Reproduce all entries precisely as they are written.

▬▬▬▬▬▬▬▬▬▬

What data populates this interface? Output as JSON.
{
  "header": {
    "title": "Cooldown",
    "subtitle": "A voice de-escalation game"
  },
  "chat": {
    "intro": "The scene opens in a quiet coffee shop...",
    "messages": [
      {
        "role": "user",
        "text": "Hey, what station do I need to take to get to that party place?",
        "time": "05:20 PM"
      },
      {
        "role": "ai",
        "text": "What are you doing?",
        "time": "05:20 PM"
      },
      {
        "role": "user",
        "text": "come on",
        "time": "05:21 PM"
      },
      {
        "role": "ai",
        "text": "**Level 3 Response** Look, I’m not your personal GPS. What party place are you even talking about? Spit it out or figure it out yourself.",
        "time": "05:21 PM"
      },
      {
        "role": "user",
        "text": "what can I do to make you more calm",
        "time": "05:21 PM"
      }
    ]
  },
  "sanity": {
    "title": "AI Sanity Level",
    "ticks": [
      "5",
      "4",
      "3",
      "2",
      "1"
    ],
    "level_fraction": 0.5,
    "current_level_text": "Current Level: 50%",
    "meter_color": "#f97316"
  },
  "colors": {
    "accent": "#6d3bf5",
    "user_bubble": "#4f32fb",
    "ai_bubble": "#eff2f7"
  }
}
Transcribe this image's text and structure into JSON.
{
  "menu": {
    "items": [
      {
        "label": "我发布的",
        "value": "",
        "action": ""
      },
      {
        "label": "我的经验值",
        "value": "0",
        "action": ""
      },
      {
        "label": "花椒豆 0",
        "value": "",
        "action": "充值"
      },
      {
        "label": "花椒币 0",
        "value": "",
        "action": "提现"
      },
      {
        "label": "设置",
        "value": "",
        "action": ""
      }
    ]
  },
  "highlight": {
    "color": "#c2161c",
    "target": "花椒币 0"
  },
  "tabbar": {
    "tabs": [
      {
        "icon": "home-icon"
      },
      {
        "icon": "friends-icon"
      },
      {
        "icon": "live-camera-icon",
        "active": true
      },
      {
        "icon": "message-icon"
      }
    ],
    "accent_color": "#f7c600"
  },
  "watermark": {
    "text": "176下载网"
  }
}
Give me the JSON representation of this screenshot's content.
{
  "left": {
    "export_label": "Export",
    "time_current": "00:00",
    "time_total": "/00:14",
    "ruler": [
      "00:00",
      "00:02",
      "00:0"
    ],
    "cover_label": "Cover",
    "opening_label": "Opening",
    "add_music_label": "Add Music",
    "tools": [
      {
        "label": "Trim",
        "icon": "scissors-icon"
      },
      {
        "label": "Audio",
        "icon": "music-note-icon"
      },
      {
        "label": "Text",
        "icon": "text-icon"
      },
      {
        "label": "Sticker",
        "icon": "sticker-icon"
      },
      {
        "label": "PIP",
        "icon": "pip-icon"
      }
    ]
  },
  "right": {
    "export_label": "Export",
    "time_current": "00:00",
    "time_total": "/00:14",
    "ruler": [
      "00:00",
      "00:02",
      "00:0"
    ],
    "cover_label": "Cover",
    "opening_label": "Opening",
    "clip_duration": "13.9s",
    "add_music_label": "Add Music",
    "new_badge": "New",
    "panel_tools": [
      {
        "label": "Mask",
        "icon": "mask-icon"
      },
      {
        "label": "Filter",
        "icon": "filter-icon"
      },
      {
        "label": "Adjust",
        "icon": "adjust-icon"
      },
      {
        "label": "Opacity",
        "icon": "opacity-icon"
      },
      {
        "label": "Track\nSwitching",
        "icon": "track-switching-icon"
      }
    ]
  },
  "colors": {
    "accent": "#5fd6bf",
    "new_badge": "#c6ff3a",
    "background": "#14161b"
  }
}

▬▬▬▬▬▬▬▬▬▬

> [Written answer]
What data populates this interface? Output as JSON.
{
  "header": {
    "title": "Cooldown",
    "subtitle": "A voice de-escalation game"
  },
  "chat": {
    "intro": "The scene opens in a quiet coffee shop...",
    "messages": [
      {
        "role": "user",
        "text": "Hey, what station do I need to take to get to that party place?",
        "time": "05:20 PM"
      },
      {
        "role": "ai",
        "text": "What are you doing?",
        "time": "05:20 PM"
      },
      {
        "role": "user",
        "text": "come on",
        "time": "05:21 PM"
      },
      {
        "role": "ai",
        "text": "**Level 3 Response** Look, I’m not your personal GPS. What party place are you even talking about? Spit it out or figure it out yourself.",
        "time": "05:21 PM"
      },
      {
        "role": "user",
        "text": "what can I do to make you more calm",
        "time": "05:21 PM"
      }
    ]
  },
  "sanity": {
    "title": "AI Sanity Level",
    "ticks": [
      "5",
      "4",
      "3",
      "2",
      "1"
    ],
    "level_fraction": 0.5,
    "current_level_text": "Current Level: 50%",
    "meter_color": "#f97316"
  },
  "colors": {
    "accent": "#6d3bf5",
    "user_bubble": "#4f32fb",
    "ai_bubble": "#eff2f7"
  }
}
Transcribe this image's text and structure into JSON.
{
  "menu": {
    "items": [
      {
        "label": "我发布的",
        "value": "",
        "action": ""
      },
      {
        "label": "我的经验值",
        "value": "0",
        "action": ""
      },
      {
        "label": "花椒豆 0",
        "value": "",
        "action": "充值"
      },
      {
        "label": "花椒币 0",
        "value": "",
        "action": "提现"
      },
      {
        "label": "设置",
        "value": "",
        "action": ""
      }
    ]
  },
  "highlight": {
    "color": "#c2161c",
    "target": "花椒币 0"
  },
  "tabbar": {
    "tabs": [
      {
        "icon": "home-icon"
      },
      {
        "icon": "friends-icon"
      },
      {
        "icon": "live-camera-icon",
        "active": true
      },
      {
        "icon": "message-icon"
      }
    ],
    "accent_color": "#f7c600"
  },
  "watermark": {
    "text": "176下载网"
  }
}
Give me the JSON representation of this screenshot's content.
{
  "left": {
    "export_label": "Export",
    "time_current": "00:00",
    "time_total": "/00:14",
    "ruler": [
      "00:00",
      "00:02",
      "00:0"
    ],
    "cover_label": "Cover",
    "opening_label": "Opening",
    "add_music_label": "Add Music",
    "tools": [
      {
        "label": "Trim",
        "icon": "scissors-icon"
      },
      {
        "label": "Audio",
        "icon": "music-note-icon"
      },
      {
        "label": "Text",
        "icon": "text-icon"
      },
      {
        "label": "Sticker",
        "icon": "sticker-icon"
      },
      {
        "label": "PIP",
        "icon": "pip-icon"
      }
    ]
  },
  "right": {
    "export_label": "Export",
    "time_current": "00:00",
    "time_total": "/00:14",
    "ruler": [
      "00:00",
      "00:02",
      "00:0"
    ],
    "cover_label": "Cover",
    "opening_label": "Opening",
    "clip_duration": "13.9s",
    "add_music_label": "Add Music",
    "new_badge": "New",
    "panel_tools": [
      {
        "label": "Mask",
        "icon": "mask-icon"
      },
      {
        "label": "Filter",
        "icon": "filter-icon"
      },
      {
        "label": "Adjust",
        "icon": "adjust-icon"
      },
      {
        "label": "Opacity",
        "icon": "opacity-icon"
      },
      {
        "label": "Track\nSwitching",
        "icon": "track-switching-icon"
      }
    ]
  },
  "colors": {
    "accent": "#5fd6bf",
    "new_badge": "#c6ff3a",
    "background": "#14161b"
  }
}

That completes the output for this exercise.